**Excerpted records:**
+===+

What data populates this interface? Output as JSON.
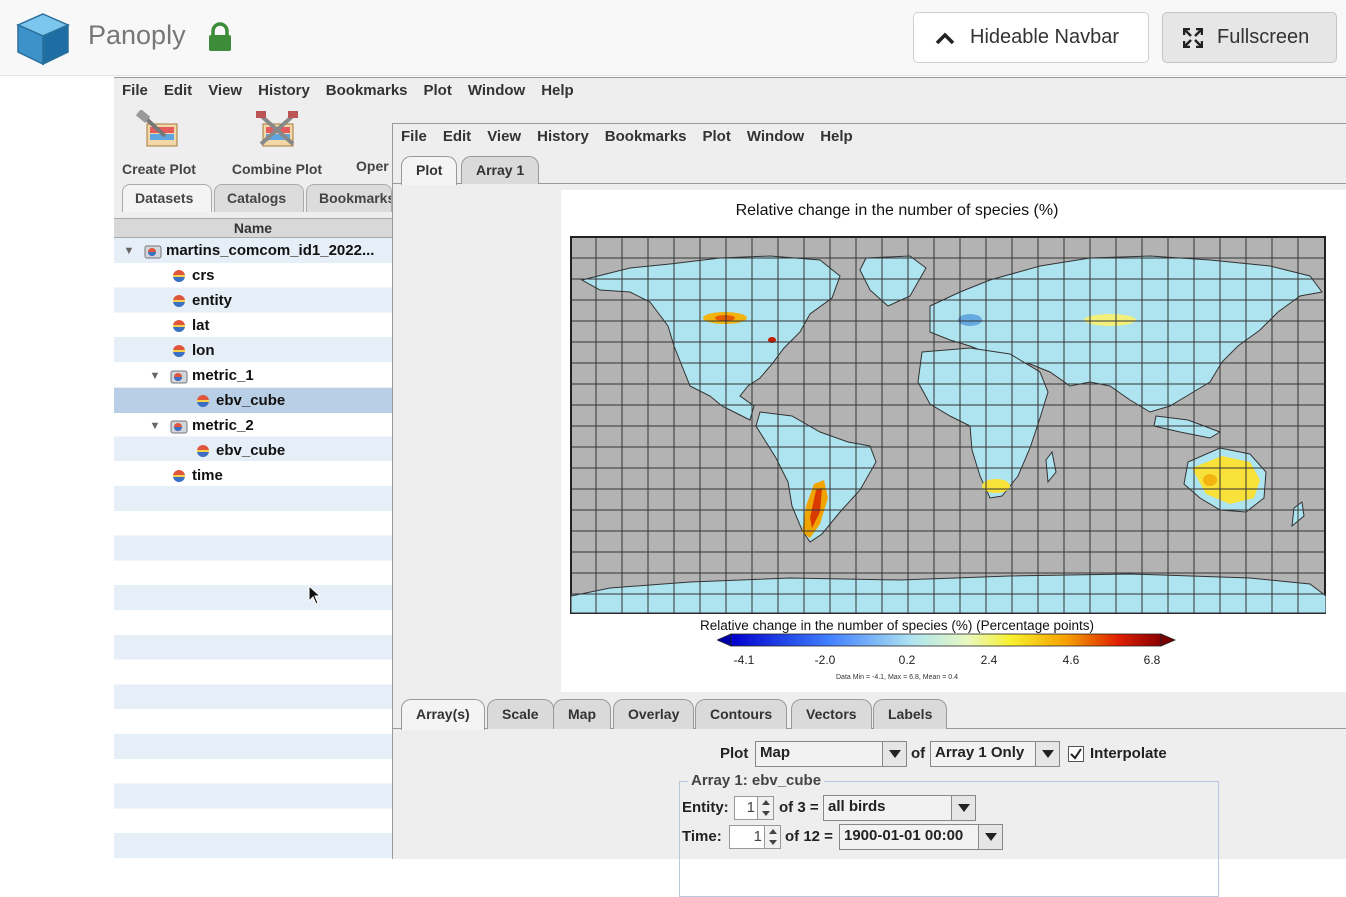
{
  "navbar": {
    "app_title": "Panoply",
    "hide_button": "Hideable Navbar",
    "fullscreen_button": "Fullscreen",
    "icons": [
      "cube-logo-icon",
      "lock-icon",
      "chevron-up-icon",
      "expand-icon"
    ]
  },
  "main_menu": [
    "File",
    "Edit",
    "View",
    "History",
    "Bookmarks",
    "Plot",
    "Window",
    "Help"
  ],
  "toolbar": {
    "create_plot": "Create Plot",
    "combine_plot": "Combine Plot",
    "open": "Oper"
  },
  "dataset_tabs": [
    "Datasets",
    "Catalogs",
    "Bookmarks"
  ],
  "tree": {
    "header": "Name",
    "items": [
      {
        "label": "martins_comcom_id1_2022...",
        "kind": "dataset",
        "expanded": true
      },
      {
        "label": "crs",
        "kind": "variable"
      },
      {
        "label": "entity",
        "kind": "variable"
      },
      {
        "label": "lat",
        "kind": "variable"
      },
      {
        "label": "lon",
        "kind": "variable"
      },
      {
        "label": "metric_1",
        "kind": "group",
        "expanded": true
      },
      {
        "label": "ebv_cube",
        "kind": "variable",
        "selected": true
      },
      {
        "label": "metric_2",
        "kind": "group",
        "expanded": true
      },
      {
        "label": "ebv_cube",
        "kind": "variable"
      },
      {
        "label": "time",
        "kind": "variable"
      }
    ]
  },
  "plot_window": {
    "menu": [
      "File",
      "Edit",
      "View",
      "History",
      "Bookmarks",
      "Plot",
      "Window",
      "Help"
    ],
    "tabs": [
      "Plot",
      "Array 1"
    ],
    "active_tab": "Plot"
  },
  "plot": {
    "title": "Relative change in the number of species (%)",
    "colorbar_label": "Relative change in the number of species (%) (Percentage points)",
    "colorbar_ticks": [
      "-4.1",
      "-2.0",
      "0.2",
      "2.4",
      "4.6",
      "6.8"
    ],
    "stats": "Data Min = -4.1, Max = 6.8, Mean = 0.4",
    "colors": {
      "ocean": "#b3b3b3",
      "land": "#aee4f0",
      "grid": "#333333"
    }
  },
  "settings": {
    "tabs": [
      "Array(s)",
      "Scale",
      "Map",
      "Overlay",
      "Contours",
      "Vectors",
      "Labels"
    ],
    "active_tab": "Array(s)",
    "plot_label": "Plot",
    "plot_type": "Map",
    "of_label": "of",
    "array_mode": "Array 1 Only",
    "interpolate_label": "Interpolate",
    "interpolate_checked": true,
    "group_title": "Array 1: ebv_cube",
    "entity_label": "Entity:",
    "entity_index": "1",
    "entity_of": "of 3 =",
    "entity_value": "all birds",
    "time_label": "Time:",
    "time_index": "1",
    "time_of": "of 12 =",
    "time_value": "1900-01-01 00:00"
  }
}
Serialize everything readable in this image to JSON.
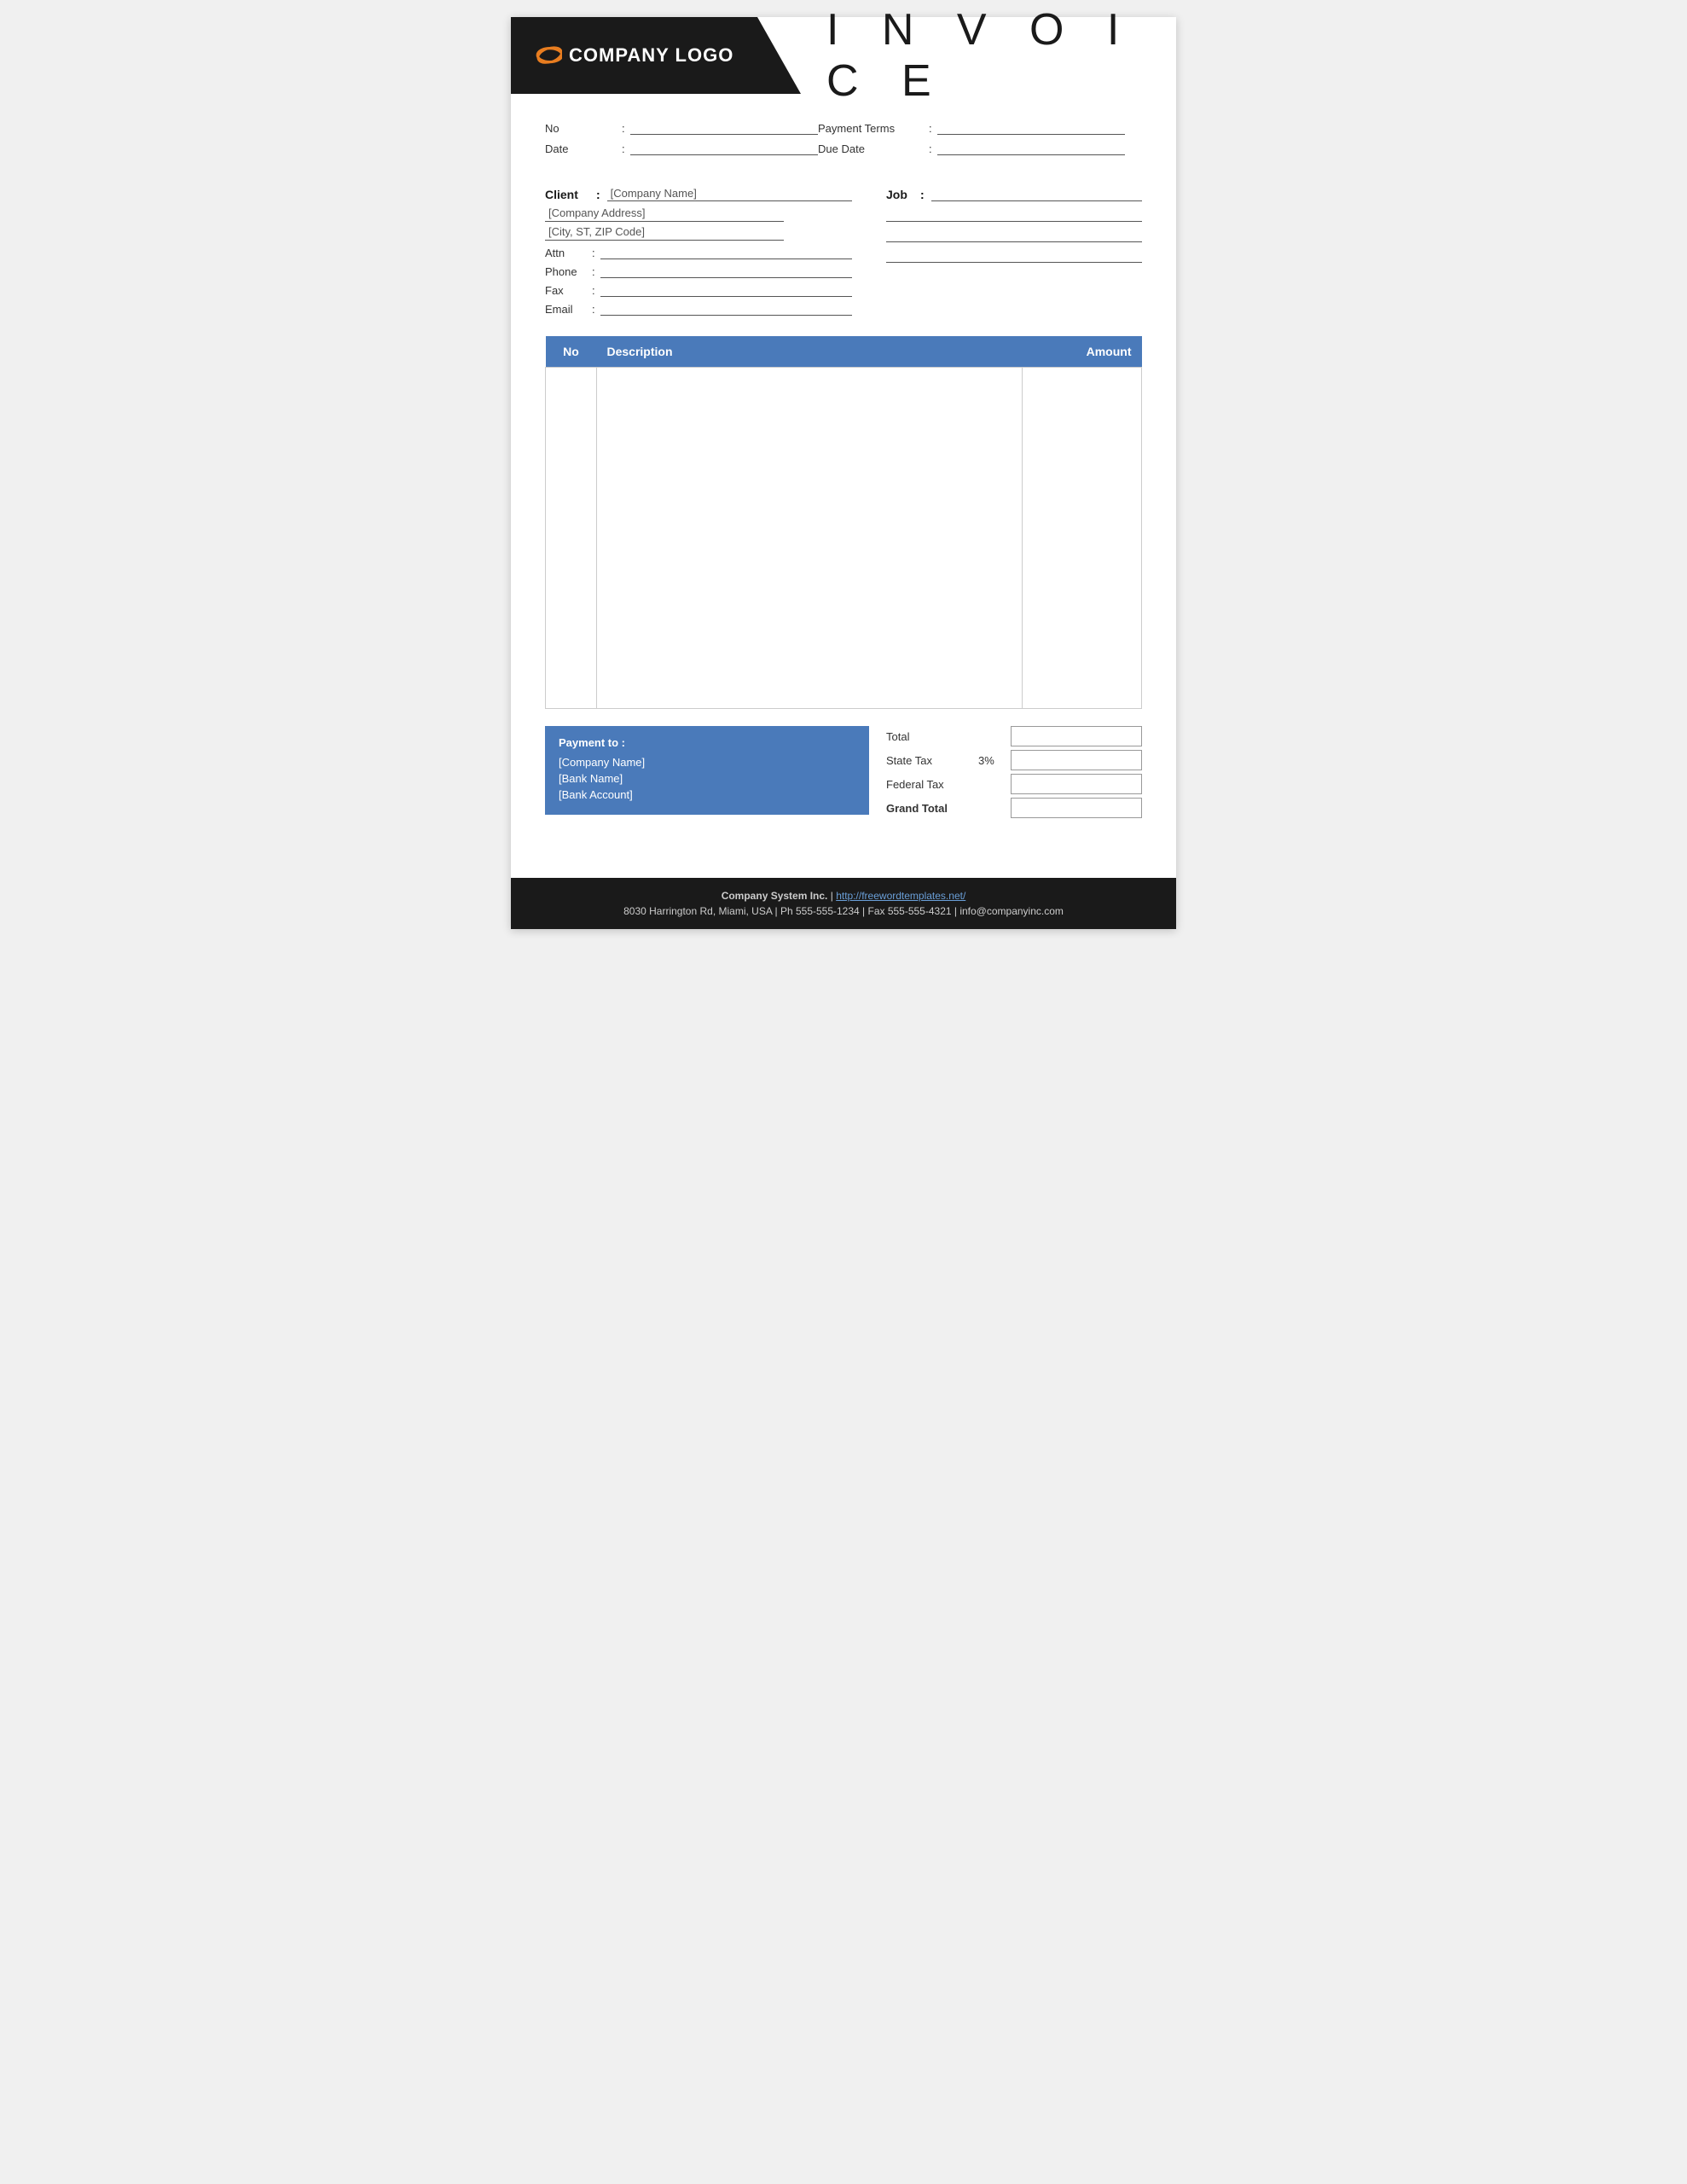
{
  "header": {
    "logo_text": "COMPANY LOGO",
    "invoice_title": "I N V O I C E"
  },
  "meta": {
    "no_label": "No",
    "no_colon": ":",
    "date_label": "Date",
    "date_colon": ":",
    "payment_terms_label": "Payment  Terms",
    "payment_terms_colon": ":",
    "due_date_label": "Due Date",
    "due_date_colon": ":"
  },
  "client": {
    "label": "Client",
    "colon": ":",
    "name": "[Company Name]",
    "address": "[Company Address]",
    "city": "[City, ST, ZIP Code]",
    "attn_label": "Attn",
    "attn_colon": ":",
    "phone_label": "Phone",
    "phone_colon": ":",
    "fax_label": "Fax",
    "fax_colon": ":",
    "email_label": "Email",
    "email_colon": ":"
  },
  "job": {
    "label": "Job",
    "colon": ":"
  },
  "table": {
    "col_no": "No",
    "col_description": "Description",
    "col_amount": "Amount"
  },
  "payment": {
    "title": "Payment to :",
    "company": "[Company Name]",
    "bank": "[Bank Name]",
    "account": "[Bank Account]"
  },
  "totals": {
    "total_label": "Total",
    "state_tax_label": "State Tax",
    "state_tax_pct": "3%",
    "federal_tax_label": "Federal Tax",
    "grand_total_label": "Grand Total"
  },
  "footer": {
    "line1_bold": "Company System Inc.",
    "line1_sep": " | ",
    "line1_link": "http://freewordtemplates.net/",
    "line2": "8030 Harrington Rd, Miami, USA | Ph 555-555-1234 | Fax 555-555-4321 | info@companyinc.com"
  }
}
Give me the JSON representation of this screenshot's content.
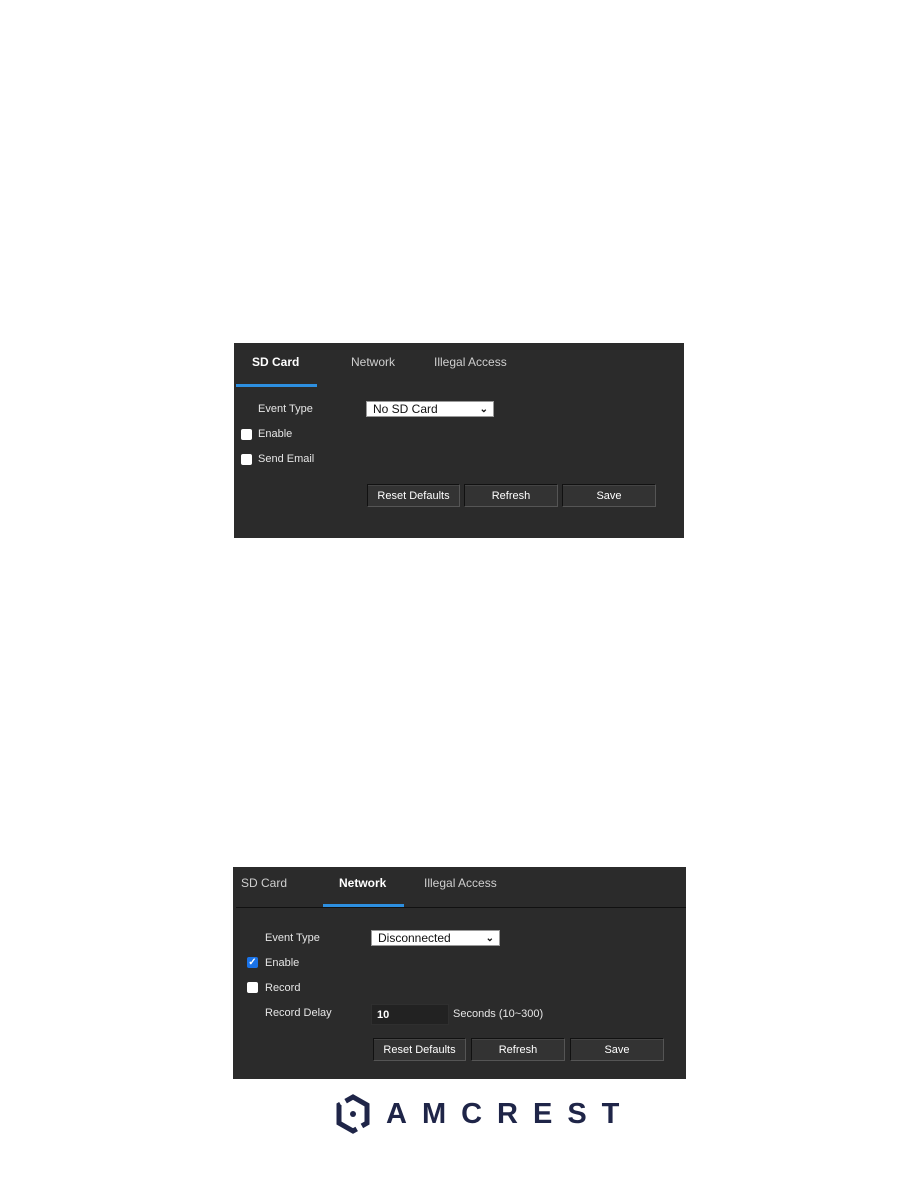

+===+

**What you should do:** From the line that contains "Serialize everything readable" to the end of the material above, output every line exactly, both ends included, but leave out any pictures.

**Finished task:**
Serialize everything readable in this image to JSON.
{
  "header": {
    "logo_text": "COMPANY LOGO",
    "invoice_title": "I N V O I C E"
  },
  "meta": {
    "no_label": "No",
    "no_colon": ":",
    "date_label": "Date",
    "date_colon": ":",
    "payment_terms_label": "Payment  Terms",
    "payment_terms_colon": ":",
    "due_date_label": "Due Date",
    "due_date_colon": ":"
  },
  "client": {
    "label": "Client",
    "colon": ":",
    "name": "[Company Name]",
    "address": "[Company Address]",
    "city": "[City, ST, ZIP Code]",
    "attn_label": "Attn",
    "attn_colon": ":",
    "phone_label": "Phone",
    "phone_colon": ":",
    "fax_label": "Fax",
    "fax_colon": ":",
    "email_label": "Email",
    "email_colon": ":"
  },
  "job": {
    "label": "Job",
    "colon": ":"
  },
  "table": {
    "col_no": "No",
    "col_description": "Description",
    "col_amount": "Amount"
  },
  "payment": {
    "title": "Payment to :",
    "company": "[Company Name]",
    "bank": "[Bank Name]",
    "account": "[Bank Account]"
  },
  "totals": {
    "total_label": "Total",
    "state_tax_label": "State Tax",
    "state_tax_pct": "3%",
    "federal_tax_label": "Federal Tax",
    "grand_total_label": "Grand Total"
  },
  "footer": {
    "line1_bold": "Company System Inc.",
    "line1_sep": " | ",
    "line1_link": "http://freewordtemplates.net/",
    "line2": "8030 Harrington Rd, Miami, USA | Ph 555-555-1234 | Fax 555-555-4321 | info@companyinc.com"
  }
}
Give me the JSON representation of this screenshot's content.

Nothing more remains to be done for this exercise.